─── Record excerpts

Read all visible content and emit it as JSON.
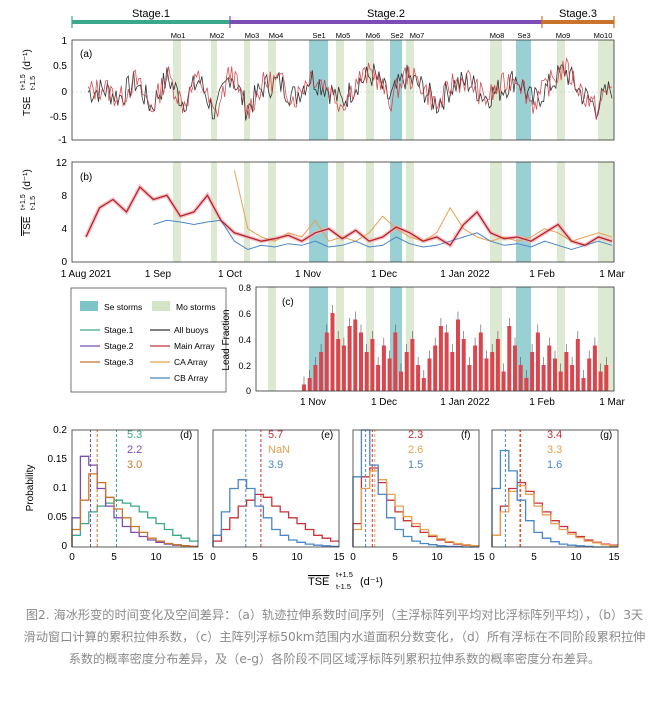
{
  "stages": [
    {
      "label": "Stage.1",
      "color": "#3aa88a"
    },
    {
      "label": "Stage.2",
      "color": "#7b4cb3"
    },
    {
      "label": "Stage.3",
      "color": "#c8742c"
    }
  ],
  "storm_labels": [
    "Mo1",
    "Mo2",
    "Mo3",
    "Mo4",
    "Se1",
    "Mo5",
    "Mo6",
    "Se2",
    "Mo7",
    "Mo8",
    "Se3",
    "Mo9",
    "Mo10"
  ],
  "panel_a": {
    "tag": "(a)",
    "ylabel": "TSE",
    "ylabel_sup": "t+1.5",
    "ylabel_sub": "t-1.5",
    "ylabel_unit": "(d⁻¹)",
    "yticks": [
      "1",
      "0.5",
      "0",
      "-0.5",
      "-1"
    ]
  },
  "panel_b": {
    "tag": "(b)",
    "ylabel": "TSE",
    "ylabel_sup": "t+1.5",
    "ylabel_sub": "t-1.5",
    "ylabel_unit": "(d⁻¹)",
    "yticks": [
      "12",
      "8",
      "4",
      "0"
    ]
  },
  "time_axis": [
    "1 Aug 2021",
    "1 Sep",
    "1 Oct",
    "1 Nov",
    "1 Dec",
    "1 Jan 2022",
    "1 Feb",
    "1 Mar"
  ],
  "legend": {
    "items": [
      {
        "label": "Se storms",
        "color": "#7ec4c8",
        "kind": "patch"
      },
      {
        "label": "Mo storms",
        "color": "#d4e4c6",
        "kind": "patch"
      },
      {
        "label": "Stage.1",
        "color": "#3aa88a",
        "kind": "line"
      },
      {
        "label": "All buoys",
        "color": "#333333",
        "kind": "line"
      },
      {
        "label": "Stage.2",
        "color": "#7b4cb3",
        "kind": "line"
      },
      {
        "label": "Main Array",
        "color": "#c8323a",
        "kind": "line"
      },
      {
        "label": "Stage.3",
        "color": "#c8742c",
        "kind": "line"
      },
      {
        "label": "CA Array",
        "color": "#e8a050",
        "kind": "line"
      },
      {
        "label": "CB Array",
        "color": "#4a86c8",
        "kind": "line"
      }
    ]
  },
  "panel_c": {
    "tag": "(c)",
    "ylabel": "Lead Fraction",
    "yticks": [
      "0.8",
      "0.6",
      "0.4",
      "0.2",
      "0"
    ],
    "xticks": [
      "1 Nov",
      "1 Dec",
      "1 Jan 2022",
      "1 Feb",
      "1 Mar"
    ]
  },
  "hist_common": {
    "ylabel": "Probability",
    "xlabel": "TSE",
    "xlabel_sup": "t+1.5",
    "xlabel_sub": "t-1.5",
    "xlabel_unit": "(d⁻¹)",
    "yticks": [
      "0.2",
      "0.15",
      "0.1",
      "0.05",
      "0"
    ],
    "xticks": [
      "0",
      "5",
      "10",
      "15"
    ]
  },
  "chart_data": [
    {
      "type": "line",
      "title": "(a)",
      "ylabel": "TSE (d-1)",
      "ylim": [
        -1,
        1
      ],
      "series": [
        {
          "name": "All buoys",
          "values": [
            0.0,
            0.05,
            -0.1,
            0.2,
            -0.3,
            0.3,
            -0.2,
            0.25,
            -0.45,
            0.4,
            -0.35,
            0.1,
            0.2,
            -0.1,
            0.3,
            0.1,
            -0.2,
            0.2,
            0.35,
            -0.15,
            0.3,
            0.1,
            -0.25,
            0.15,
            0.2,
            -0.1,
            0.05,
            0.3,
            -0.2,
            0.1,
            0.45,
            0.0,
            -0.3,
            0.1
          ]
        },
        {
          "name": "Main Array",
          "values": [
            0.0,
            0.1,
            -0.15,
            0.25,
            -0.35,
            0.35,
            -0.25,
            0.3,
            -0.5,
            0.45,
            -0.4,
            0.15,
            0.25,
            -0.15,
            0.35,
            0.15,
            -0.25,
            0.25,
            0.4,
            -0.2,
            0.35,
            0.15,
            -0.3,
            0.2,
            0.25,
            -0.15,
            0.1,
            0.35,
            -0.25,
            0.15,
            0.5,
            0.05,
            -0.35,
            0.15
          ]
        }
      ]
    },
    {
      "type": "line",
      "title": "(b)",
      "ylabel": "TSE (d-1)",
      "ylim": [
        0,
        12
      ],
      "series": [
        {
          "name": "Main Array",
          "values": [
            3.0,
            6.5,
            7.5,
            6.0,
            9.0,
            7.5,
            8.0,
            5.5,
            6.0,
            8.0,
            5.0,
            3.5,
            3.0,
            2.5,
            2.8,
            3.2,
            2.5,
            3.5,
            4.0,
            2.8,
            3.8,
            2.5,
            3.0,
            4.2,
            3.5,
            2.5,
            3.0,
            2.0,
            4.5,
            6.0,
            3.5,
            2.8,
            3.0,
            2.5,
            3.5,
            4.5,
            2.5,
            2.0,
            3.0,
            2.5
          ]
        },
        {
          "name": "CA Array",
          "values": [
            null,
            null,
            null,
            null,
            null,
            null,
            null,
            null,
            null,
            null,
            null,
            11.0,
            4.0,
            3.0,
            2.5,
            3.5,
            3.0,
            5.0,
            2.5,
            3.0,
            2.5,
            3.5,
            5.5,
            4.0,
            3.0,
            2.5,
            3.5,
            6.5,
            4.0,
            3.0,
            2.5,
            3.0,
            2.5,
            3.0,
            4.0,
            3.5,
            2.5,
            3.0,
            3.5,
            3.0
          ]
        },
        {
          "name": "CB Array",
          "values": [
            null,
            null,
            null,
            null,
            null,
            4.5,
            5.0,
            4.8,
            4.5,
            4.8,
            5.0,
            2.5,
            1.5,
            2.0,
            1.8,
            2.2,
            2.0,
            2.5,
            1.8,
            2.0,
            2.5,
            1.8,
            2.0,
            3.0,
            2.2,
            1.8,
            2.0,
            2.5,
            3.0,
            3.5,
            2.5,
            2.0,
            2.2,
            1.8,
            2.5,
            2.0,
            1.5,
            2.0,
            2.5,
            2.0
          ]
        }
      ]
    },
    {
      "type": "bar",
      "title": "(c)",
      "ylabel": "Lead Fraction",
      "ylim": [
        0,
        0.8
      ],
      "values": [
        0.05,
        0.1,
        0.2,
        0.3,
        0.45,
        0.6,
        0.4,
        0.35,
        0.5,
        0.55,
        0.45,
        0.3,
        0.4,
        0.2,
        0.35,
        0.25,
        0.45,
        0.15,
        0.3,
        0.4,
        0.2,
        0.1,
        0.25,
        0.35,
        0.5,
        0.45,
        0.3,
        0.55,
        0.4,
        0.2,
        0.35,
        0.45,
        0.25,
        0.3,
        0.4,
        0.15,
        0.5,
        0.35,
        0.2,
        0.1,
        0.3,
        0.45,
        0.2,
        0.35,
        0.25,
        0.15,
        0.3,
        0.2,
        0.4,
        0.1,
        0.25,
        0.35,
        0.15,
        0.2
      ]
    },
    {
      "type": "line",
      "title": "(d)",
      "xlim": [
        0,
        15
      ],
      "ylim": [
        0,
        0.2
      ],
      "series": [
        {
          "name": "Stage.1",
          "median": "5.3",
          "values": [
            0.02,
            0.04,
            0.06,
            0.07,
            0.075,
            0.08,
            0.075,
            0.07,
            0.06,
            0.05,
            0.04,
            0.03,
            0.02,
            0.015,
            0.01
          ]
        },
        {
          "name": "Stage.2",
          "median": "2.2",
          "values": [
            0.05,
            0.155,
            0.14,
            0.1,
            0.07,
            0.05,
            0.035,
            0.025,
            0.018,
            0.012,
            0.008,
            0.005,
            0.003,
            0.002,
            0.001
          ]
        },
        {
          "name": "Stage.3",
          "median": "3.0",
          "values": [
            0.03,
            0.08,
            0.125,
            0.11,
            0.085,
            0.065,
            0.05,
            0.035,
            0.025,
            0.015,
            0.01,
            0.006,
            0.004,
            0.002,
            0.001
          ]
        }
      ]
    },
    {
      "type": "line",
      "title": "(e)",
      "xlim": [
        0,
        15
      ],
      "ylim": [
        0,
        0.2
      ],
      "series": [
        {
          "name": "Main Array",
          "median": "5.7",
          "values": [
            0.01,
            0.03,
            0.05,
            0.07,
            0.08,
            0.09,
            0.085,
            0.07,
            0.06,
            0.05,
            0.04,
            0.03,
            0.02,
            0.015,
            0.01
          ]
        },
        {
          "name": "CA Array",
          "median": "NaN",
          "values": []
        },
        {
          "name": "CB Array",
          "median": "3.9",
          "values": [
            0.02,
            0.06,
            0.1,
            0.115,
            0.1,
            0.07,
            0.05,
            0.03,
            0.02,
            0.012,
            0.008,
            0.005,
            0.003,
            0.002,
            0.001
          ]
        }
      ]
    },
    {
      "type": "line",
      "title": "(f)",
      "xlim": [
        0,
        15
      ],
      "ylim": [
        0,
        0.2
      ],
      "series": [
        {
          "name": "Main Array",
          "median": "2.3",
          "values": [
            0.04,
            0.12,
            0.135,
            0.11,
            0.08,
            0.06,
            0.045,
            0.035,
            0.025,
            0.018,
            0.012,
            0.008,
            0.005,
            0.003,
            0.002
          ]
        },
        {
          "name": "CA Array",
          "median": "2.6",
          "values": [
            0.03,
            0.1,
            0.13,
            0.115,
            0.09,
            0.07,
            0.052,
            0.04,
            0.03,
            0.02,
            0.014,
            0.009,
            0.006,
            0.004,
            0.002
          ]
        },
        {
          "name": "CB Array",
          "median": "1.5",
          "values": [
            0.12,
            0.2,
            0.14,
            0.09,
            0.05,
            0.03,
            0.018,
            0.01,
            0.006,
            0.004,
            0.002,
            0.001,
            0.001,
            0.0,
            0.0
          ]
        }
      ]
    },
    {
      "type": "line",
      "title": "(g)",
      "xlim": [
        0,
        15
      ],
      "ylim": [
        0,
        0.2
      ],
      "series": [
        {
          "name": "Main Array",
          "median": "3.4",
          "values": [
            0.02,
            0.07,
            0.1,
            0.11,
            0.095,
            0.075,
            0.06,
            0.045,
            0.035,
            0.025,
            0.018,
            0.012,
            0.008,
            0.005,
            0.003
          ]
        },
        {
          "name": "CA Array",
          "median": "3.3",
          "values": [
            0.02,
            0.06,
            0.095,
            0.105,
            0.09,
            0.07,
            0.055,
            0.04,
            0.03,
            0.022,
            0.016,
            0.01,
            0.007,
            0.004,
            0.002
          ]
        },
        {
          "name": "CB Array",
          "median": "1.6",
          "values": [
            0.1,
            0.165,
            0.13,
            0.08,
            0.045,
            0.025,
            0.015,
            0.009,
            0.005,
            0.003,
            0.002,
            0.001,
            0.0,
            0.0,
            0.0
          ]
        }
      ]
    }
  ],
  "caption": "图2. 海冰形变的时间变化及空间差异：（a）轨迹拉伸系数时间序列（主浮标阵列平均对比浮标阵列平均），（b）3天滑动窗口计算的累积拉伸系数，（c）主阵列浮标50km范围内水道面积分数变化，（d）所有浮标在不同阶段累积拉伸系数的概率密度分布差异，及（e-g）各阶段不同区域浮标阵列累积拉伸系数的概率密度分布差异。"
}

──────

▶ **Directions**: Select and copy every line of the material that holds the string "title".

▶ **Completed exercise**:
      "title": "(a)",
      "title": "(b)",
      "title": "(c)",
      "title": "(d)",
      "title": "(e)",
      "title": "(f)",
      "title": "(g)",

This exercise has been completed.